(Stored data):
** Start **

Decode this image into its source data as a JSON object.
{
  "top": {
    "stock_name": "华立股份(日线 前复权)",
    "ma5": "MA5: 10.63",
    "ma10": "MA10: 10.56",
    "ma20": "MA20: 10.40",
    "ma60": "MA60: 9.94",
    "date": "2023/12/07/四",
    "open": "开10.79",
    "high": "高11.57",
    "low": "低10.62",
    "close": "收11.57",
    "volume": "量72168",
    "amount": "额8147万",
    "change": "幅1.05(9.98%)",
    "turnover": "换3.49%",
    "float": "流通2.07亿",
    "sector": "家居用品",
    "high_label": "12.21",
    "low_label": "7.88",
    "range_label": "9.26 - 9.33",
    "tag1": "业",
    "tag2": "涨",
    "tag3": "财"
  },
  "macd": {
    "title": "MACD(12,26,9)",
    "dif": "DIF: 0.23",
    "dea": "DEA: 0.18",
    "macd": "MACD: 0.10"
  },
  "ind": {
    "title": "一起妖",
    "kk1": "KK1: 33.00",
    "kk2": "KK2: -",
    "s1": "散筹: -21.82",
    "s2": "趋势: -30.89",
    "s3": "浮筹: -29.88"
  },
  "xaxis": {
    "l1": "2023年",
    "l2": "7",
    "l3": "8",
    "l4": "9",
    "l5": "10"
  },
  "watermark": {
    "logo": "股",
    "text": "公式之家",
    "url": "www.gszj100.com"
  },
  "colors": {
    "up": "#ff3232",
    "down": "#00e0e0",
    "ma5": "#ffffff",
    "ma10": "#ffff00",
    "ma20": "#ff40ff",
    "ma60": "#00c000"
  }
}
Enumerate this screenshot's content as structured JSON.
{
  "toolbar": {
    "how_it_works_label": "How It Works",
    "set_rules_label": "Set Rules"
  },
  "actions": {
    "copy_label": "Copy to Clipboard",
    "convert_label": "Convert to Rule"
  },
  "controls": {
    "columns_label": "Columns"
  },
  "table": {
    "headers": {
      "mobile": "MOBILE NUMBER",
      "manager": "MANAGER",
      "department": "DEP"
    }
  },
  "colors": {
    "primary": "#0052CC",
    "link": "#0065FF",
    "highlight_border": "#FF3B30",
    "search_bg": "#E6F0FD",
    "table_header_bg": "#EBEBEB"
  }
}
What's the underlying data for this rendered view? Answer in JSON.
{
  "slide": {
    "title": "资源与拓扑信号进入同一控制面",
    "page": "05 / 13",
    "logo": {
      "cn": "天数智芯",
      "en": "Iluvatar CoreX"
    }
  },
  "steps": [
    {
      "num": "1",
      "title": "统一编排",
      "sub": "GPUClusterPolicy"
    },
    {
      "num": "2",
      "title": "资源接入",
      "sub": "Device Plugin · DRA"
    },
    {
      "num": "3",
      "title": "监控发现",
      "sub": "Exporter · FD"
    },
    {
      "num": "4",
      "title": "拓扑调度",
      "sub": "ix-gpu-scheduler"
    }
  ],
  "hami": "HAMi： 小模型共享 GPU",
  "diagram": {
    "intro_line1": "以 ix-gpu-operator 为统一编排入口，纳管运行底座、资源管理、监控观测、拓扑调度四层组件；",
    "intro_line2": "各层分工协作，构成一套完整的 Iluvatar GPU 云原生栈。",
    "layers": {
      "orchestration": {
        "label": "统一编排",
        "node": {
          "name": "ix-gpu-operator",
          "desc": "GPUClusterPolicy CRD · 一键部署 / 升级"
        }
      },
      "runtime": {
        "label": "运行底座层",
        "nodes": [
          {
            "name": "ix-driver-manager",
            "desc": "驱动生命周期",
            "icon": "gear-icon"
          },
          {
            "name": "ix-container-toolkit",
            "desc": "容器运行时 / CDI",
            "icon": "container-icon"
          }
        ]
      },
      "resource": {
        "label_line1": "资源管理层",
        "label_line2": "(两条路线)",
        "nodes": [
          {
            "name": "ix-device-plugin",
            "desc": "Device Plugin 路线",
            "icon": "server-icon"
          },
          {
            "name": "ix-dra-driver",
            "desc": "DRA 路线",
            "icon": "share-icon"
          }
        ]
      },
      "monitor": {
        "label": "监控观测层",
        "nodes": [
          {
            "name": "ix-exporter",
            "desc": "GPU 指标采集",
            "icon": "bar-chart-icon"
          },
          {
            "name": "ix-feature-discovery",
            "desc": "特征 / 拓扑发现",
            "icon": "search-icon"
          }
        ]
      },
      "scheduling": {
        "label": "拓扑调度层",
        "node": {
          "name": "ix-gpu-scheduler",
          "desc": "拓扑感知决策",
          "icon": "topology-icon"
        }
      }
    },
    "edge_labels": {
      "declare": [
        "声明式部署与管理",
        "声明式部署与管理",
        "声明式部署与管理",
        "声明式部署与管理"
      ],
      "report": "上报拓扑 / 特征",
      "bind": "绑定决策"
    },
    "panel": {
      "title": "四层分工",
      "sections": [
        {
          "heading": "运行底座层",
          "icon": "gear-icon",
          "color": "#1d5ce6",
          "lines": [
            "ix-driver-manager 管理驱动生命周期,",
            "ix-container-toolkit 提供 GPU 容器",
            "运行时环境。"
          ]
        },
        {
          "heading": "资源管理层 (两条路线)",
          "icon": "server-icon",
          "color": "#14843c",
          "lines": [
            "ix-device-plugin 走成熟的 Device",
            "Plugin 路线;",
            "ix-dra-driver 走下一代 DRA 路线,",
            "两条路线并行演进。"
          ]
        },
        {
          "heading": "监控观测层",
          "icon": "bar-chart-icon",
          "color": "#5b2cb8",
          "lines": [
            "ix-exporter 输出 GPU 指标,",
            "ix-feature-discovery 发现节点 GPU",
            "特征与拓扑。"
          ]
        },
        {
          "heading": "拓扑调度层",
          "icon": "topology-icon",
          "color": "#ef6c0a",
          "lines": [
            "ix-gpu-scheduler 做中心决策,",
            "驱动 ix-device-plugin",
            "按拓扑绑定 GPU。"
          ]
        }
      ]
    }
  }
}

** End **

(EXERCISE AIM): Reproduce the material verbatim, line by line.

(TASK RESULT):
Decode this image into its source data as a JSON object.
{
  "top": {
    "stock_name": "华立股份(日线 前复权)",
    "ma5": "MA5: 10.63",
    "ma10": "MA10: 10.56",
    "ma20": "MA20: 10.40",
    "ma60": "MA60: 9.94",
    "date": "2023/12/07/四",
    "open": "开10.79",
    "high": "高11.57",
    "low": "低10.62",
    "close": "收11.57",
    "volume": "量72168",
    "amount": "额8147万",
    "change": "幅1.05(9.98%)",
    "turnover": "换3.49%",
    "float": "流通2.07亿",
    "sector": "家居用品",
    "high_label": "12.21",
    "low_label": "7.88",
    "range_label": "9.26 - 9.33",
    "tag1": "业",
    "tag2": "涨",
    "tag3": "财"
  },
  "macd": {
    "title": "MACD(12,26,9)",
    "dif": "DIF: 0.23",
    "dea": "DEA: 0.18",
    "macd": "MACD: 0.10"
  },
  "ind": {
    "title": "一起妖",
    "kk1": "KK1: 33.00",
    "kk2": "KK2: -",
    "s1": "散筹: -21.82",
    "s2": "趋势: -30.89",
    "s3": "浮筹: -29.88"
  },
  "xaxis": {
    "l1": "2023年",
    "l2": "7",
    "l3": "8",
    "l4": "9",
    "l5": "10"
  },
  "watermark": {
    "logo": "股",
    "text": "公式之家",
    "url": "www.gszj100.com"
  },
  "colors": {
    "up": "#ff3232",
    "down": "#00e0e0",
    "ma5": "#ffffff",
    "ma10": "#ffff00",
    "ma20": "#ff40ff",
    "ma60": "#00c000"
  }
}
Enumerate this screenshot's content as structured JSON.
{
  "toolbar": {
    "how_it_works_label": "How It Works",
    "set_rules_label": "Set Rules"
  },
  "actions": {
    "copy_label": "Copy to Clipboard",
    "convert_label": "Convert to Rule"
  },
  "controls": {
    "columns_label": "Columns"
  },
  "table": {
    "headers": {
      "mobile": "MOBILE NUMBER",
      "manager": "MANAGER",
      "department": "DEP"
    }
  },
  "colors": {
    "primary": "#0052CC",
    "link": "#0065FF",
    "highlight_border": "#FF3B30",
    "search_bg": "#E6F0FD",
    "table_header_bg": "#EBEBEB"
  }
}
What's the underlying data for this rendered view? Answer in JSON.
{
  "slide": {
    "title": "资源与拓扑信号进入同一控制面",
    "page": "05 / 13",
    "logo": {
      "cn": "天数智芯",
      "en": "Iluvatar CoreX"
    }
  },
  "steps": [
    {
      "num": "1",
      "title": "统一编排",
      "sub": "GPUClusterPolicy"
    },
    {
      "num": "2",
      "title": "资源接入",
      "sub": "Device Plugin · DRA"
    },
    {
      "num": "3",
      "title": "监控发现",
      "sub": "Exporter · FD"
    },
    {
      "num": "4",
      "title": "拓扑调度",
      "sub": "ix-gpu-scheduler"
    }
  ],
  "hami": "HAMi： 小模型共享 GPU",
  "diagram": {
    "intro_line1": "以 ix-gpu-operator 为统一编排入口，纳管运行底座、资源管理、监控观测、拓扑调度四层组件；",
    "intro_line2": "各层分工协作，构成一套完整的 Iluvatar GPU 云原生栈。",
    "layers": {
      "orchestration": {
        "label": "统一编排",
        "node": {
          "name": "ix-gpu-operator",
          "desc": "GPUClusterPolicy CRD · 一键部署 / 升级"
        }
      },
      "runtime": {
        "label": "运行底座层",
        "nodes": [
          {
            "name": "ix-driver-manager",
            "desc": "驱动生命周期",
            "icon": "gear-icon"
          },
          {
            "name": "ix-container-toolkit",
            "desc": "容器运行时 / CDI",
            "icon": "container-icon"
          }
        ]
      },
      "resource": {
        "label_line1": "资源管理层",
        "label_line2": "(两条路线)",
        "nodes": [
          {
            "name": "ix-device-plugin",
            "desc": "Device Plugin 路线",
            "icon": "server-icon"
          },
          {
            "name": "ix-dra-driver",
            "desc": "DRA 路线",
            "icon": "share-icon"
          }
        ]
      },
      "monitor": {
        "label": "监控观测层",
        "nodes": [
          {
            "name": "ix-exporter",
            "desc": "GPU 指标采集",
            "icon": "bar-chart-icon"
          },
          {
            "name": "ix-feature-discovery",
            "desc": "特征 / 拓扑发现",
            "icon": "search-icon"
          }
        ]
      },
      "scheduling": {
        "label": "拓扑调度层",
        "node": {
          "name": "ix-gpu-scheduler",
          "desc": "拓扑感知决策",
          "icon": "topology-icon"
        }
      }
    },
    "edge_labels": {
      "declare": [
        "声明式部署与管理",
        "声明式部署与管理",
        "声明式部署与管理",
        "声明式部署与管理"
      ],
      "report": "上报拓扑 / 特征",
      "bind": "绑定决策"
    },
    "panel": {
      "title": "四层分工",
      "sections": [
        {
          "heading": "运行底座层",
          "icon": "gear-icon",
          "color": "#1d5ce6",
          "lines": [
            "ix-driver-manager 管理驱动生命周期,",
            "ix-container-toolkit 提供 GPU 容器",
            "运行时环境。"
          ]
        },
        {
          "heading": "资源管理层 (两条路线)",
          "icon": "server-icon",
          "color": "#14843c",
          "lines": [
            "ix-device-plugin 走成熟的 Device",
            "Plugin 路线;",
            "ix-dra-driver 走下一代 DRA 路线,",
            "两条路线并行演进。"
          ]
        },
        {
          "heading": "监控观测层",
          "icon": "bar-chart-icon",
          "color": "#5b2cb8",
          "lines": [
            "ix-exporter 输出 GPU 指标,",
            "ix-feature-discovery 发现节点 GPU",
            "特征与拓扑。"
          ]
        },
        {
          "heading": "拓扑调度层",
          "icon": "topology-icon",
          "color": "#ef6c0a",
          "lines": [
            "ix-gpu-scheduler 做中心决策,",
            "驱动 ix-device-plugin",
            "按拓扑绑定 GPU。"
          ]
        }
      ]
    }
  }
}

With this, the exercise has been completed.